*PROBLEM TO SOLVE:*
Copy out the listing that follows, exact in every word, and skip the images.

*DATA IN THIS EXERCISE:*
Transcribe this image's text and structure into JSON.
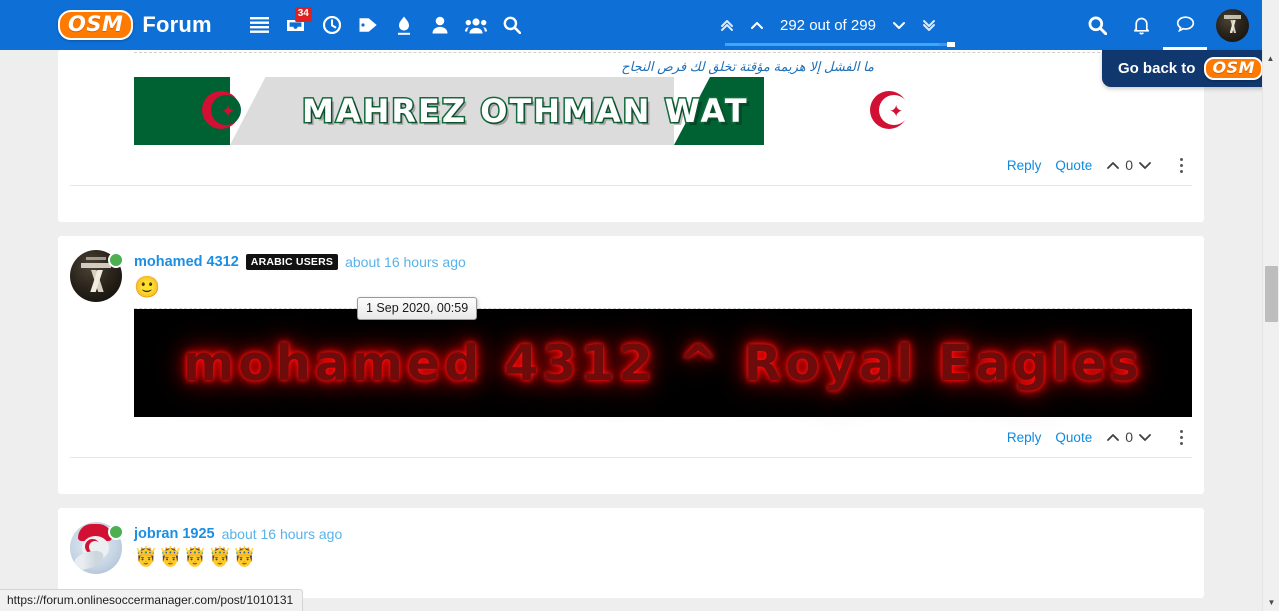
{
  "nav": {
    "logo_text": "OSM",
    "brand": "Forum",
    "icons": [
      {
        "name": "menu-icon",
        "label": "Menu"
      },
      {
        "name": "inbox-icon",
        "label": "Inbox",
        "badge": "34"
      },
      {
        "name": "clock-icon",
        "label": "Recent"
      },
      {
        "name": "tag-icon",
        "label": "Tags"
      },
      {
        "name": "flame-icon",
        "label": "Popular"
      },
      {
        "name": "user-icon",
        "label": "Users"
      },
      {
        "name": "group-icon",
        "label": "Groups"
      },
      {
        "name": "search-icon",
        "label": "Search"
      }
    ],
    "pager": {
      "first_label": "«",
      "prev_label": "∧",
      "position": "292 out of 299",
      "next_label": "∨",
      "last_label": "»",
      "progress_percent": 93
    },
    "right_icons": [
      {
        "name": "search-icon",
        "label": "Search"
      },
      {
        "name": "bell-icon",
        "label": "Notifications"
      },
      {
        "name": "chat-icon",
        "label": "Chats"
      }
    ],
    "avatar_name": "user-avatar"
  },
  "goback": {
    "label": "Go back to",
    "logo_text": "OSM"
  },
  "posts": [
    {
      "id": "post-1",
      "signature_text": "ما الفشل إلا هزيمة مؤقتة تخلق لك فرص النجاح",
      "banner_text": "MAHREZ OTHMAN WAT",
      "actions": {
        "reply": "Reply",
        "quote": "Quote",
        "votes": "0"
      }
    },
    {
      "id": "post-2",
      "username": "mohamed 4312",
      "badge": "ARABIC USERS",
      "timeago": "about 16 hours ago",
      "tooltip": "1 Sep 2020, 00:59",
      "emoji": "🙂",
      "signature_image_text": "mohamed 4312 ^ Royal Eagles",
      "actions": {
        "reply": "Reply",
        "quote": "Quote",
        "votes": "0"
      }
    },
    {
      "id": "post-3",
      "username": "jobran 1925",
      "timeago": "about 16 hours ago",
      "emoji": "🤴🤴🤴🤴🤴"
    }
  ],
  "statusbar": {
    "url": "https://forum.onlinesoccermanager.com/post/1010131"
  },
  "colors": {
    "nav_blue": "#0e6fd6",
    "link_blue": "#1a8fe3",
    "osm_orange": "#ff7a00",
    "goback_navy": "#10376e",
    "badge_red": "#e02020",
    "online_green": "#4caf50"
  }
}
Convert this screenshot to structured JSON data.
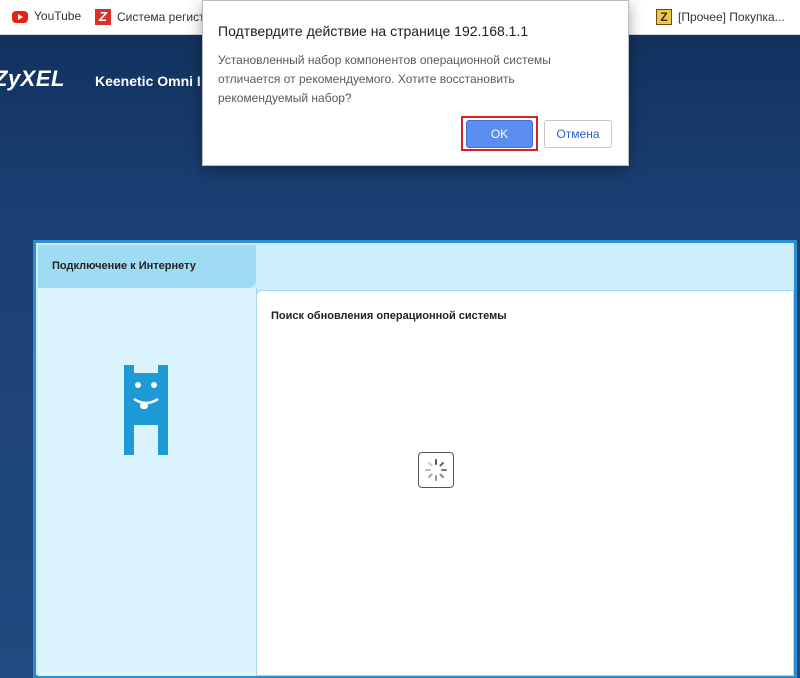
{
  "bookmarks": [
    {
      "icon": "youtube-icon",
      "label": "YouTube"
    },
    {
      "icon": "z-site-icon",
      "label": "Система регистр"
    },
    {
      "icon": "z-folder-icon",
      "label": "[Прочее] Покупка..."
    }
  ],
  "header": {
    "brand": "ZyXEL",
    "model": "Keenetic Omni I"
  },
  "panel": {
    "tab_label": "Подключение к Интернету",
    "content_title": "Поиск обновления операционной системы"
  },
  "dialog": {
    "title": "Подтвердите действие на странице 192.168.1.1",
    "message_line1": "Установленный набор компонентов операционной системы",
    "message_line2": "отличается от рекомендуемого. Хотите восстановить",
    "message_line3": "рекомендуемый набор?",
    "ok_label": "OK",
    "cancel_label": "Отмена"
  },
  "colors": {
    "background": "#1b3f72",
    "panel_border": "#2a8fd0",
    "mascot": "#1e9ad6",
    "ok_button": "#5b8ef0",
    "highlight": "#d0222b"
  }
}
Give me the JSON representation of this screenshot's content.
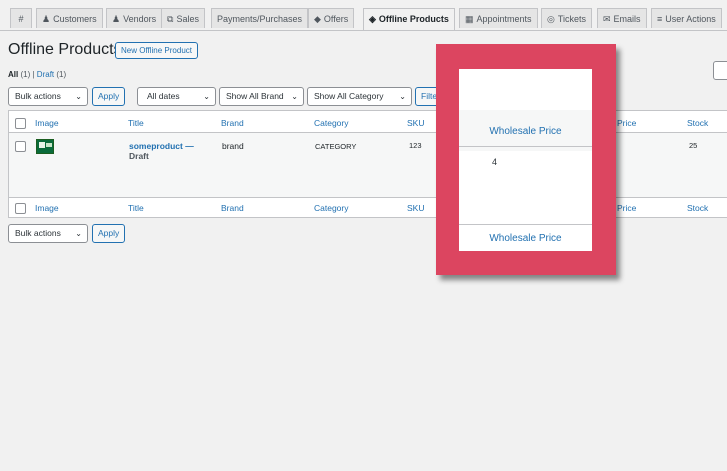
{
  "tabs": [
    {
      "icon": "#",
      "label": ""
    },
    {
      "icon": "♟",
      "label": "Customers"
    },
    {
      "icon": "♟",
      "label": "Vendors"
    },
    {
      "icon": "⧉",
      "label": "Sales"
    },
    {
      "icon": "",
      "label": "Payments/Purchases"
    },
    {
      "icon": "◆",
      "label": "Offers"
    },
    {
      "icon": "◈",
      "label": "Offline Products"
    },
    {
      "icon": "▦",
      "label": "Appointments"
    },
    {
      "icon": "◎",
      "label": "Tickets"
    },
    {
      "icon": "✉",
      "label": "Emails"
    },
    {
      "icon": "≡",
      "label": "User Actions"
    }
  ],
  "page": {
    "title": "Offline Products",
    "new_button": "New Offline Product",
    "filters": {
      "all_label": "All",
      "all_count": "(1)",
      "draft_label": "Draft",
      "draft_count": "(1)",
      "separator": "|"
    }
  },
  "controls": {
    "bulk_actions": "Bulk actions",
    "apply": "Apply",
    "dates": "All dates",
    "brand": "Show All Brand",
    "category": "Show All Category",
    "filter": "Filter"
  },
  "table": {
    "columns": [
      "Image",
      "Title",
      "Brand",
      "Category",
      "SKU",
      "Price",
      "Stock"
    ],
    "row": {
      "title": "someproduct",
      "dash": "—",
      "state": "Draft",
      "brand": "brand",
      "category": "CATEGORY",
      "sku": "123",
      "stock": "25"
    }
  },
  "highlight": {
    "header": "Wholesale Price",
    "value": "4",
    "footer": "Wholesale Price",
    "color": "#dc4560"
  }
}
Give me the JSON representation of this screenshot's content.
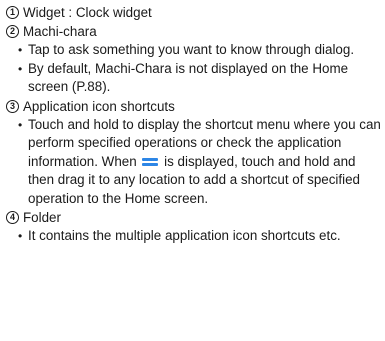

*OUTPUT OF THE TASK:*
Transcribe this image's text and structure into JSON.
{
  "nav": {
    "logo_text": "OSM",
    "brand": "Forum",
    "icons": [
      {
        "name": "menu-icon",
        "label": "Menu"
      },
      {
        "name": "inbox-icon",
        "label": "Inbox",
        "badge": "34"
      },
      {
        "name": "clock-icon",
        "label": "Recent"
      },
      {
        "name": "tag-icon",
        "label": "Tags"
      },
      {
        "name": "flame-icon",
        "label": "Popular"
      },
      {
        "name": "user-icon",
        "label": "Users"
      },
      {
        "name": "group-icon",
        "label": "Groups"
      },
      {
        "name": "search-icon",
        "label": "Search"
      }
    ],
    "pager": {
      "first_label": "«",
      "prev_label": "∧",
      "position": "292 out of 299",
      "next_label": "∨",
      "last_label": "»",
      "progress_percent": 93
    },
    "right_icons": [
      {
        "name": "search-icon",
        "label": "Search"
      },
      {
        "name": "bell-icon",
        "label": "Notifications"
      },
      {
        "name": "chat-icon",
        "label": "Chats"
      }
    ],
    "avatar_name": "user-avatar"
  },
  "goback": {
    "label": "Go back to",
    "logo_text": "OSM"
  },
  "posts": [
    {
      "id": "post-1",
      "signature_text": "ما الفشل إلا هزيمة مؤقتة تخلق لك فرص النجاح",
      "banner_text": "MAHREZ OTHMAN WAT",
      "actions": {
        "reply": "Reply",
        "quote": "Quote",
        "votes": "0"
      }
    },
    {
      "id": "post-2",
      "username": "mohamed 4312",
      "badge": "ARABIC USERS",
      "timeago": "about 16 hours ago",
      "tooltip": "1 Sep 2020, 00:59",
      "emoji": "🙂",
      "signature_image_text": "mohamed 4312 ^ Royal Eagles",
      "actions": {
        "reply": "Reply",
        "quote": "Quote",
        "votes": "0"
      }
    },
    {
      "id": "post-3",
      "username": "jobran 1925",
      "timeago": "about 16 hours ago",
      "emoji": "🤴🤴🤴🤴🤴"
    }
  ],
  "statusbar": {
    "url": "https://forum.onlinesoccermanager.com/post/1010131"
  },
  "colors": {
    "nav_blue": "#0e6fd6",
    "link_blue": "#1a8fe3",
    "osm_orange": "#ff7a00",
    "goback_navy": "#10376e",
    "badge_red": "#e02020",
    "online_green": "#4caf50"
  }
}
Convert this screenshot to structured JSON data.
{
  "bookmarks": [
    {
      "icon": "youtube-icon",
      "label": "YouTube"
    },
    {
      "icon": "z-site-icon",
      "label": "Система регистр"
    },
    {
      "icon": "z-folder-icon",
      "label": "[Прочее] Покупка..."
    }
  ],
  "header": {
    "brand": "ZyXEL",
    "model": "Keenetic Omni I"
  },
  "panel": {
    "tab_label": "Подключение к Интернету",
    "content_title": "Поиск обновления операционной системы"
  },
  "dialog": {
    "title": "Подтвердите действие на странице 192.168.1.1",
    "message_line1": "Установленный набор компонентов операционной системы",
    "message_line2": "отличается от рекомендуемого. Хотите восстановить",
    "message_line3": "рекомендуемый набор?",
    "ok_label": "OK",
    "cancel_label": "Отмена"
  },
  "colors": {
    "background": "#1b3f72",
    "panel_border": "#2a8fd0",
    "mascot": "#1e9ad6",
    "ok_button": "#5b8ef0",
    "highlight": "#d0222b"
  }
}
Give me the JSON representation of this screenshot's content.
{
  "tabs": [
    {
      "icon": "#",
      "label": ""
    },
    {
      "icon": "♟",
      "label": "Customers"
    },
    {
      "icon": "♟",
      "label": "Vendors"
    },
    {
      "icon": "⧉",
      "label": "Sales"
    },
    {
      "icon": "",
      "label": "Payments/Purchases"
    },
    {
      "icon": "◆",
      "label": "Offers"
    },
    {
      "icon": "◈",
      "label": "Offline Products"
    },
    {
      "icon": "▦",
      "label": "Appointments"
    },
    {
      "icon": "◎",
      "label": "Tickets"
    },
    {
      "icon": "✉",
      "label": "Emails"
    },
    {
      "icon": "≡",
      "label": "User Actions"
    }
  ],
  "page": {
    "title": "Offline Products",
    "new_button": "New Offline Product",
    "filters": {
      "all_label": "All",
      "all_count": "(1)",
      "draft_label": "Draft",
      "draft_count": "(1)",
      "separator": "|"
    }
  },
  "controls": {
    "bulk_actions": "Bulk actions",
    "apply": "Apply",
    "dates": "All dates",
    "brand": "Show All Brand",
    "category": "Show All Category",
    "filter": "Filter"
  },
  "table": {
    "columns": [
      "Image",
      "Title",
      "Brand",
      "Category",
      "SKU",
      "Price",
      "Stock"
    ],
    "row": {
      "title": "someproduct",
      "dash": "—",
      "state": "Draft",
      "brand": "brand",
      "category": "CATEGORY",
      "sku": "123",
      "stock": "25"
    }
  },
  "highlight": {
    "header": "Wholesale Price",
    "value": "4",
    "footer": "Wholesale Price",
    "color": "#dc4560"
  }
}
Give me the JSON representation of this screenshot's content.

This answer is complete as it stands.